* Material for this task *
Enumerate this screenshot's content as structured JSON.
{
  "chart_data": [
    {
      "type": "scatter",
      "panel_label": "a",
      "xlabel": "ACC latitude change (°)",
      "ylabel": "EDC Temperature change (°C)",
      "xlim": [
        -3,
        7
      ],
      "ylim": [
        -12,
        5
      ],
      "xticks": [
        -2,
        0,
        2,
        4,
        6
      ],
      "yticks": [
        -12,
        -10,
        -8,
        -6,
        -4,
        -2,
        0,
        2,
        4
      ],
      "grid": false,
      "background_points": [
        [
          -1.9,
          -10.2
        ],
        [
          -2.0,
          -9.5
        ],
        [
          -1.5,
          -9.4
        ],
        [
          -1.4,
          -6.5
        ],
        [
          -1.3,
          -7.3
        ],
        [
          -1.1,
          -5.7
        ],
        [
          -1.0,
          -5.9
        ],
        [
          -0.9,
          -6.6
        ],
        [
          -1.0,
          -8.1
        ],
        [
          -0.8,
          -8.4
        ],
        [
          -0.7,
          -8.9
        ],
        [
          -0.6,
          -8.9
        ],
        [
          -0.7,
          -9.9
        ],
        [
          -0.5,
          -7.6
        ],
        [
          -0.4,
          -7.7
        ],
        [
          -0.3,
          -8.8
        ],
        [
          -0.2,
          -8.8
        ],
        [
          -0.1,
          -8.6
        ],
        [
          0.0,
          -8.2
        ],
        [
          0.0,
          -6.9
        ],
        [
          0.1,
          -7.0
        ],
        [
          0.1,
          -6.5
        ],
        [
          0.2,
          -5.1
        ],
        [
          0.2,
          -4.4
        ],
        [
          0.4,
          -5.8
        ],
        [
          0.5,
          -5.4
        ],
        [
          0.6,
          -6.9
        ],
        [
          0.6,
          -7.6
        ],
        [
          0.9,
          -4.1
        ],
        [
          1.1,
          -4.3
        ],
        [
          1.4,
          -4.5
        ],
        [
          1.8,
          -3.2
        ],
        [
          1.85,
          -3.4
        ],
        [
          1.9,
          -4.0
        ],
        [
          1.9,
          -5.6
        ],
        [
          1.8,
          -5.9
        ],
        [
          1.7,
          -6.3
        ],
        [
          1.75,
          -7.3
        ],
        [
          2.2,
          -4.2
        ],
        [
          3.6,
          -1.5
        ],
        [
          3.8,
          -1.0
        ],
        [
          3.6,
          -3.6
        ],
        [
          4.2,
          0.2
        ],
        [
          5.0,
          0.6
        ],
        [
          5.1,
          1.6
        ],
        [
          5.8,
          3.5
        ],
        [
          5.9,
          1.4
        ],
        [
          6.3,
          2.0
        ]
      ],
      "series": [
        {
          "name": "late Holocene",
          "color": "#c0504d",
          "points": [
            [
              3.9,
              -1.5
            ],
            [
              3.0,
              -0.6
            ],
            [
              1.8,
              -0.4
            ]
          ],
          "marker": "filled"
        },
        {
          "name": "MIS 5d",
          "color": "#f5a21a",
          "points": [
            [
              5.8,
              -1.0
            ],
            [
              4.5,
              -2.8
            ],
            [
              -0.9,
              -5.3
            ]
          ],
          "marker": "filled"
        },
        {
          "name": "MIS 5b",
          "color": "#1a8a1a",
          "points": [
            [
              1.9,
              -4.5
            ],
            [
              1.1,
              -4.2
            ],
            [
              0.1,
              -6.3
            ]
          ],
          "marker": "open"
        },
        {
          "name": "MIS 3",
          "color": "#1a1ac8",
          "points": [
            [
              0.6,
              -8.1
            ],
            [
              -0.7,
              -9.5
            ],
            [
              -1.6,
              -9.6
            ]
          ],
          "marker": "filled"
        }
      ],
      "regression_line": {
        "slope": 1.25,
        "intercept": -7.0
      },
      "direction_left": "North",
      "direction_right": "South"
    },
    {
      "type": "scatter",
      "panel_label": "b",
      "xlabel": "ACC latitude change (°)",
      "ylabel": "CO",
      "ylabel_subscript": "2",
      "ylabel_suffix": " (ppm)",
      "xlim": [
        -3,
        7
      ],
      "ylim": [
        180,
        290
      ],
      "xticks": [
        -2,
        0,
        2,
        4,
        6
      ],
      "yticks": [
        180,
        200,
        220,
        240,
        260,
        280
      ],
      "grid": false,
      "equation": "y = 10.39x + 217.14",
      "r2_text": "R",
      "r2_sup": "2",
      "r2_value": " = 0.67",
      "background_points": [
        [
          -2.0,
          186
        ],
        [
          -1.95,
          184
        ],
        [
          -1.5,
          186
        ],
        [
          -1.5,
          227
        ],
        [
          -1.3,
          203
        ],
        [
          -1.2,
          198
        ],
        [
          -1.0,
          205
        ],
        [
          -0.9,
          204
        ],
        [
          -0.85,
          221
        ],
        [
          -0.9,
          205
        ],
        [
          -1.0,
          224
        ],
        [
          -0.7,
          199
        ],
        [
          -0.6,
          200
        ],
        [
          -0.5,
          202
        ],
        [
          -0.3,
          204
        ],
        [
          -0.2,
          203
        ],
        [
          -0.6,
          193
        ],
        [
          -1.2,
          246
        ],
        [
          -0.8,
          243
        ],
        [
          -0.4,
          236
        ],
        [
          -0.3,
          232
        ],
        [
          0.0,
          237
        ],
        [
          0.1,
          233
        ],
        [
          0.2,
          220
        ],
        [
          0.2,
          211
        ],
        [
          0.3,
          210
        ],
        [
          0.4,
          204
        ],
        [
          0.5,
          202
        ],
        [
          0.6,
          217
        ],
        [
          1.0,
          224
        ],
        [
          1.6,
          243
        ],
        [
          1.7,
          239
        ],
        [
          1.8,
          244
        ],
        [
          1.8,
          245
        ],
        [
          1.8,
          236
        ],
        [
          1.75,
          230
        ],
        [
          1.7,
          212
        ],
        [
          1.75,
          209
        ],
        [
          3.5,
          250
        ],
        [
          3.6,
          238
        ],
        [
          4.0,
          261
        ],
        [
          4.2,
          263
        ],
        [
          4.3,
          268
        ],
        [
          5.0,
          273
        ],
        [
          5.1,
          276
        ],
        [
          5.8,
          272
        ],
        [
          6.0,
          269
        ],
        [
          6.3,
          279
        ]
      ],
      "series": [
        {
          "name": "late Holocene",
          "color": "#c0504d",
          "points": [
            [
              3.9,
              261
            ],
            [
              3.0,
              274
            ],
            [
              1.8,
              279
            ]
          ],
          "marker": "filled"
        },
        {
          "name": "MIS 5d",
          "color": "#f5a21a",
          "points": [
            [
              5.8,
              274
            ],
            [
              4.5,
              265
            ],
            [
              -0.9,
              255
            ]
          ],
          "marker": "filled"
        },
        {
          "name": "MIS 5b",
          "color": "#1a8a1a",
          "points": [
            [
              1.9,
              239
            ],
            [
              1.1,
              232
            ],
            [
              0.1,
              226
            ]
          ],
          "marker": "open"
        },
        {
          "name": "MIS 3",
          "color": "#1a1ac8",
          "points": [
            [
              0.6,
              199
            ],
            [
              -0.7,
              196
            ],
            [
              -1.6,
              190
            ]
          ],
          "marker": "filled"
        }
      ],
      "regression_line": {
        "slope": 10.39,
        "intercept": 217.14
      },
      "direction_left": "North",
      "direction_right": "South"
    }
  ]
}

* What you will do *
Output all of the data again. Match it exactly.

* The solution *
Enumerate this screenshot's content as structured JSON.
{
  "chart_data": [
    {
      "type": "scatter",
      "panel_label": "a",
      "xlabel": "ACC latitude change (°)",
      "ylabel": "EDC Temperature change (°C)",
      "xlim": [
        -3,
        7
      ],
      "ylim": [
        -12,
        5
      ],
      "xticks": [
        -2,
        0,
        2,
        4,
        6
      ],
      "yticks": [
        -12,
        -10,
        -8,
        -6,
        -4,
        -2,
        0,
        2,
        4
      ],
      "grid": false,
      "background_points": [
        [
          -1.9,
          -10.2
        ],
        [
          -2.0,
          -9.5
        ],
        [
          -1.5,
          -9.4
        ],
        [
          -1.4,
          -6.5
        ],
        [
          -1.3,
          -7.3
        ],
        [
          -1.1,
          -5.7
        ],
        [
          -1.0,
          -5.9
        ],
        [
          -0.9,
          -6.6
        ],
        [
          -1.0,
          -8.1
        ],
        [
          -0.8,
          -8.4
        ],
        [
          -0.7,
          -8.9
        ],
        [
          -0.6,
          -8.9
        ],
        [
          -0.7,
          -9.9
        ],
        [
          -0.5,
          -7.6
        ],
        [
          -0.4,
          -7.7
        ],
        [
          -0.3,
          -8.8
        ],
        [
          -0.2,
          -8.8
        ],
        [
          -0.1,
          -8.6
        ],
        [
          0.0,
          -8.2
        ],
        [
          0.0,
          -6.9
        ],
        [
          0.1,
          -7.0
        ],
        [
          0.1,
          -6.5
        ],
        [
          0.2,
          -5.1
        ],
        [
          0.2,
          -4.4
        ],
        [
          0.4,
          -5.8
        ],
        [
          0.5,
          -5.4
        ],
        [
          0.6,
          -6.9
        ],
        [
          0.6,
          -7.6
        ],
        [
          0.9,
          -4.1
        ],
        [
          1.1,
          -4.3
        ],
        [
          1.4,
          -4.5
        ],
        [
          1.8,
          -3.2
        ],
        [
          1.85,
          -3.4
        ],
        [
          1.9,
          -4.0
        ],
        [
          1.9,
          -5.6
        ],
        [
          1.8,
          -5.9
        ],
        [
          1.7,
          -6.3
        ],
        [
          1.75,
          -7.3
        ],
        [
          2.2,
          -4.2
        ],
        [
          3.6,
          -1.5
        ],
        [
          3.8,
          -1.0
        ],
        [
          3.6,
          -3.6
        ],
        [
          4.2,
          0.2
        ],
        [
          5.0,
          0.6
        ],
        [
          5.1,
          1.6
        ],
        [
          5.8,
          3.5
        ],
        [
          5.9,
          1.4
        ],
        [
          6.3,
          2.0
        ]
      ],
      "series": [
        {
          "name": "late Holocene",
          "color": "#c0504d",
          "points": [
            [
              3.9,
              -1.5
            ],
            [
              3.0,
              -0.6
            ],
            [
              1.8,
              -0.4
            ]
          ],
          "marker": "filled"
        },
        {
          "name": "MIS 5d",
          "color": "#f5a21a",
          "points": [
            [
              5.8,
              -1.0
            ],
            [
              4.5,
              -2.8
            ],
            [
              -0.9,
              -5.3
            ]
          ],
          "marker": "filled"
        },
        {
          "name": "MIS 5b",
          "color": "#1a8a1a",
          "points": [
            [
              1.9,
              -4.5
            ],
            [
              1.1,
              -4.2
            ],
            [
              0.1,
              -6.3
            ]
          ],
          "marker": "open"
        },
        {
          "name": "MIS 3",
          "color": "#1a1ac8",
          "points": [
            [
              0.6,
              -8.1
            ],
            [
              -0.7,
              -9.5
            ],
            [
              -1.6,
              -9.6
            ]
          ],
          "marker": "filled"
        }
      ],
      "regression_line": {
        "slope": 1.25,
        "intercept": -7.0
      },
      "direction_left": "North",
      "direction_right": "South"
    },
    {
      "type": "scatter",
      "panel_label": "b",
      "xlabel": "ACC latitude change (°)",
      "ylabel": "CO",
      "ylabel_subscript": "2",
      "ylabel_suffix": " (ppm)",
      "xlim": [
        -3,
        7
      ],
      "ylim": [
        180,
        290
      ],
      "xticks": [
        -2,
        0,
        2,
        4,
        6
      ],
      "yticks": [
        180,
        200,
        220,
        240,
        260,
        280
      ],
      "grid": false,
      "equation": "y = 10.39x + 217.14",
      "r2_text": "R",
      "r2_sup": "2",
      "r2_value": " = 0.67",
      "background_points": [
        [
          -2.0,
          186
        ],
        [
          -1.95,
          184
        ],
        [
          -1.5,
          186
        ],
        [
          -1.5,
          227
        ],
        [
          -1.3,
          203
        ],
        [
          -1.2,
          198
        ],
        [
          -1.0,
          205
        ],
        [
          -0.9,
          204
        ],
        [
          -0.85,
          221
        ],
        [
          -0.9,
          205
        ],
        [
          -1.0,
          224
        ],
        [
          -0.7,
          199
        ],
        [
          -0.6,
          200
        ],
        [
          -0.5,
          202
        ],
        [
          -0.3,
          204
        ],
        [
          -0.2,
          203
        ],
        [
          -0.6,
          193
        ],
        [
          -1.2,
          246
        ],
        [
          -0.8,
          243
        ],
        [
          -0.4,
          236
        ],
        [
          -0.3,
          232
        ],
        [
          0.0,
          237
        ],
        [
          0.1,
          233
        ],
        [
          0.2,
          220
        ],
        [
          0.2,
          211
        ],
        [
          0.3,
          210
        ],
        [
          0.4,
          204
        ],
        [
          0.5,
          202
        ],
        [
          0.6,
          217
        ],
        [
          1.0,
          224
        ],
        [
          1.6,
          243
        ],
        [
          1.7,
          239
        ],
        [
          1.8,
          244
        ],
        [
          1.8,
          245
        ],
        [
          1.8,
          236
        ],
        [
          1.75,
          230
        ],
        [
          1.7,
          212
        ],
        [
          1.75,
          209
        ],
        [
          3.5,
          250
        ],
        [
          3.6,
          238
        ],
        [
          4.0,
          261
        ],
        [
          4.2,
          263
        ],
        [
          4.3,
          268
        ],
        [
          5.0,
          273
        ],
        [
          5.1,
          276
        ],
        [
          5.8,
          272
        ],
        [
          6.0,
          269
        ],
        [
          6.3,
          279
        ]
      ],
      "series": [
        {
          "name": "late Holocene",
          "color": "#c0504d",
          "points": [
            [
              3.9,
              261
            ],
            [
              3.0,
              274
            ],
            [
              1.8,
              279
            ]
          ],
          "marker": "filled"
        },
        {
          "name": "MIS 5d",
          "color": "#f5a21a",
          "points": [
            [
              5.8,
              274
            ],
            [
              4.5,
              265
            ],
            [
              -0.9,
              255
            ]
          ],
          "marker": "filled"
        },
        {
          "name": "MIS 5b",
          "color": "#1a8a1a",
          "points": [
            [
              1.9,
              239
            ],
            [
              1.1,
              232
            ],
            [
              0.1,
              226
            ]
          ],
          "marker": "open"
        },
        {
          "name": "MIS 3",
          "color": "#1a1ac8",
          "points": [
            [
              0.6,
              199
            ],
            [
              -0.7,
              196
            ],
            [
              -1.6,
              190
            ]
          ],
          "marker": "filled"
        }
      ],
      "regression_line": {
        "slope": 10.39,
        "intercept": 217.14
      },
      "direction_left": "North",
      "direction_right": "South"
    }
  ]
}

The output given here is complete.